[START Data entries]
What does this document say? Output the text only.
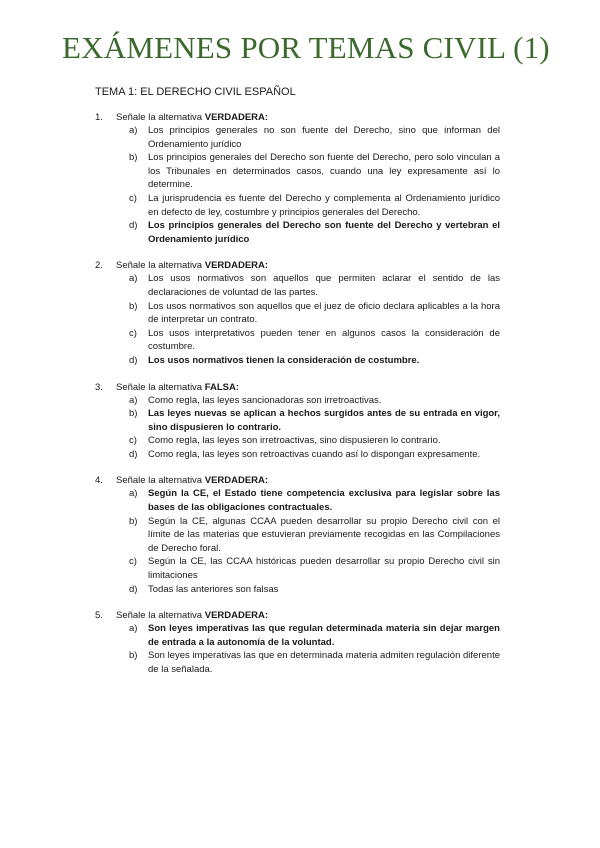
EXÁMENES POR TEMAS CIVIL (1)
TEMA 1: EL DERECHO CIVIL ESPAÑOL
1. Señale la alternativa VERDADERA:
a) Los principios generales no son fuente del Derecho, sino que informan del Ordenamiento jurídico
b) Los principios generales del Derecho son fuente del Derecho, pero solo vinculan a los Tribunales en determinados casos, cuando una ley expresamente así lo determine.
c) La jurisprudencia es fuente del Derecho y complementa al Ordenamiento jurídico en defecto de ley, costumbre y principios generales del Derecho.
d) Los principios generales del Derecho son fuente del Derecho y vertebran el Ordenamiento jurídico
2. Señale la alternativa VERDADERA:
a) Los usos normativos son aquellos que permiten aclarar el sentido de las declaraciones de voluntad de las partes.
b) Los usos normativos son aquellos que el juez de oficio declara aplicables a la hora de interpretar un contrato.
c) Los usos interpretativos pueden tener en algunos casos la consideración de costumbre.
d) Los usos normativos tienen la consideración de costumbre.
3. Señale la alternativa FALSA:
a) Como regla, las leyes sancionadoras son irretroactivas.
b) Las leyes nuevas se aplican a hechos surgidos antes de su entrada en vigor, sino dispusieren lo contrario.
c) Como regla, las leyes son irretroactivas, sino dispusieren lo contrario.
d) Como regla, las leyes son retroactivas cuando así lo dispongan expresamente.
4. Señale la alternativa VERDADERA:
a) Según la CE, el Estado tiene competencia exclusiva para legislar sobre las bases de las obligaciones contractuales.
b) Según la CE, algunas CCAA pueden desarrollar su propio Derecho civil con el límite de las materias que estuvieran previamente recogidas en las Compilaciones de Derecho foral.
c) Según la CE, las CCAA históricas pueden desarrollar su propio Derecho civil sin limitaciones
d) Todas las anteriores son falsas
5. Señale la alternativa VERDADERA:
a) Son leyes imperativas las que regulan determinada materia sin dejar margen de entrada a la autonomía de la voluntad.
b) Son leyes imperativas las que en determinada materia admiten regulación diferente de la señalada.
[END Data entries]
■ **Problem details**
Print every entry exactly as written, without the pictures.

■ **Solution to the problem**
What does this document say? Output the text only.
EXÁMENES POR TEMAS CIVIL (1)
TEMA 1: EL DERECHO CIVIL ESPAÑOL
1. Señale la alternativa VERDADERA:
a) Los principios generales no son fuente del Derecho, sino que informan del Ordenamiento jurídico
b) Los principios generales del Derecho son fuente del Derecho, pero solo vinculan a los Tribunales en determinados casos, cuando una ley expresamente así lo determine.
c) La jurisprudencia es fuente del Derecho y complementa al Ordenamiento jurídico en defecto de ley, costumbre y principios generales del Derecho.
d) Los principios generales del Derecho son fuente del Derecho y vertebran el Ordenamiento jurídico
2. Señale la alternativa VERDADERA:
a) Los usos normativos son aquellos que permiten aclarar el sentido de las declaraciones de voluntad de las partes.
b) Los usos normativos son aquellos que el juez de oficio declara aplicables a la hora de interpretar un contrato.
c) Los usos interpretativos pueden tener en algunos casos la consideración de costumbre.
d) Los usos normativos tienen la consideración de costumbre.
3. Señale la alternativa FALSA:
a) Como regla, las leyes sancionadoras son irretroactivas.
b) Las leyes nuevas se aplican a hechos surgidos antes de su entrada en vigor, sino dispusieren lo contrario.
c) Como regla, las leyes son irretroactivas, sino dispusieren lo contrario.
d) Como regla, las leyes son retroactivas cuando así lo dispongan expresamente.
4. Señale la alternativa VERDADERA:
a) Según la CE, el Estado tiene competencia exclusiva para legislar sobre las bases de las obligaciones contractuales.
b) Según la CE, algunas CCAA pueden desarrollar su propio Derecho civil con el límite de las materias que estuvieran previamente recogidas en las Compilaciones de Derecho foral.
c) Según la CE, las CCAA históricas pueden desarrollar su propio Derecho civil sin limitaciones
d) Todas las anteriores son falsas
5. Señale la alternativa VERDADERA:
a) Son leyes imperativas las que regulan determinada materia sin dejar margen de entrada a la autonomía de la voluntad.
b) Son leyes imperativas las que en determinada materia admiten regulación diferente de la señalada.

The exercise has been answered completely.